* **Exercise**: Scan the records and identify every line in which the string "linéairement" occurs, then return those lines.

(Records contained in a dataset)

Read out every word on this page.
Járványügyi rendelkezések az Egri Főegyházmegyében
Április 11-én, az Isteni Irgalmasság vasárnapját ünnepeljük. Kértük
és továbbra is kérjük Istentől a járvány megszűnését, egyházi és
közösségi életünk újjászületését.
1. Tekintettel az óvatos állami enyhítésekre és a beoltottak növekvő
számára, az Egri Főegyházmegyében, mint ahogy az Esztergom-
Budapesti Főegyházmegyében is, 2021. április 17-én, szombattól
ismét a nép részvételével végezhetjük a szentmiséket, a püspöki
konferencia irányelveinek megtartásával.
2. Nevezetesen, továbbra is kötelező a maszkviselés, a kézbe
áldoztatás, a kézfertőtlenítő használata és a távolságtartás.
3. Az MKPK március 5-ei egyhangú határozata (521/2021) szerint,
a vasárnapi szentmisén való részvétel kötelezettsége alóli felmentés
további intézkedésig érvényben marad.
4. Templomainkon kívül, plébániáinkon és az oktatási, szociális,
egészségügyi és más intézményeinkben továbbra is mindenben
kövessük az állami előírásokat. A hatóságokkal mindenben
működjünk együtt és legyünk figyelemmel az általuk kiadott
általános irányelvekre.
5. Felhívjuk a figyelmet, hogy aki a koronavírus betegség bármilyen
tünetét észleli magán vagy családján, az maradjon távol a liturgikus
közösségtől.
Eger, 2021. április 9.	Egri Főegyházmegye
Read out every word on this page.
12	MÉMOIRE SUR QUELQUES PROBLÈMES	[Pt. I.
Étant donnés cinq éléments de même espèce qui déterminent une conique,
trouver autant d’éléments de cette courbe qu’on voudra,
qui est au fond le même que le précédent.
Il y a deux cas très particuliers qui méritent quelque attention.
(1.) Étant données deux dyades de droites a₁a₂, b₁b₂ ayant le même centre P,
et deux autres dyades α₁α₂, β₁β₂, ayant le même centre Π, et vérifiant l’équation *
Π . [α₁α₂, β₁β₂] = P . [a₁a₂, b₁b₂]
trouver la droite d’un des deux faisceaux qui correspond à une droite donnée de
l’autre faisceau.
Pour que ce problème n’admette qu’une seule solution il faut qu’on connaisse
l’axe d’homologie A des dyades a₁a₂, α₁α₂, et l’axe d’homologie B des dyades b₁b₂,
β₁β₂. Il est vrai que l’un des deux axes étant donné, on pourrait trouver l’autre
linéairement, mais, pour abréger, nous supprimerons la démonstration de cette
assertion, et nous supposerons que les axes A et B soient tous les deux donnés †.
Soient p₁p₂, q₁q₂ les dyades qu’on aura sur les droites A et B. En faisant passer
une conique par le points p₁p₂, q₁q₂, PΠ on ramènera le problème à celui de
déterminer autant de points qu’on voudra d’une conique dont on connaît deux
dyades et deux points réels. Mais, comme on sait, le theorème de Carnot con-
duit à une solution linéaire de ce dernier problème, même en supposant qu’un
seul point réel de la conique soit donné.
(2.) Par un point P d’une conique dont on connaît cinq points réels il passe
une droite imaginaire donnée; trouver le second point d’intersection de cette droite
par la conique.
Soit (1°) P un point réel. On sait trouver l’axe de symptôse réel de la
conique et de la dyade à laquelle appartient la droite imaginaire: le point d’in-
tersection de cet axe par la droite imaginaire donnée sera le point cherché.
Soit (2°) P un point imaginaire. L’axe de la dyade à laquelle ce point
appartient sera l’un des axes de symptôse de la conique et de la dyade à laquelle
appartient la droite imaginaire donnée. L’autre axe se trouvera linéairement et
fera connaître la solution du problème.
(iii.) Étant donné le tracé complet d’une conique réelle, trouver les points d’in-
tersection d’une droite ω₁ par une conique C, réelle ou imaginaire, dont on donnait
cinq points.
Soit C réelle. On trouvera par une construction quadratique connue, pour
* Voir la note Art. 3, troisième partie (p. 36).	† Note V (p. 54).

* **Correct output**:
linéairement, mais, pour abréger, nous supprimerons la démonstration de cette
appartient la droite imaginaire donnée. L’autre axe se trouvera linéairement et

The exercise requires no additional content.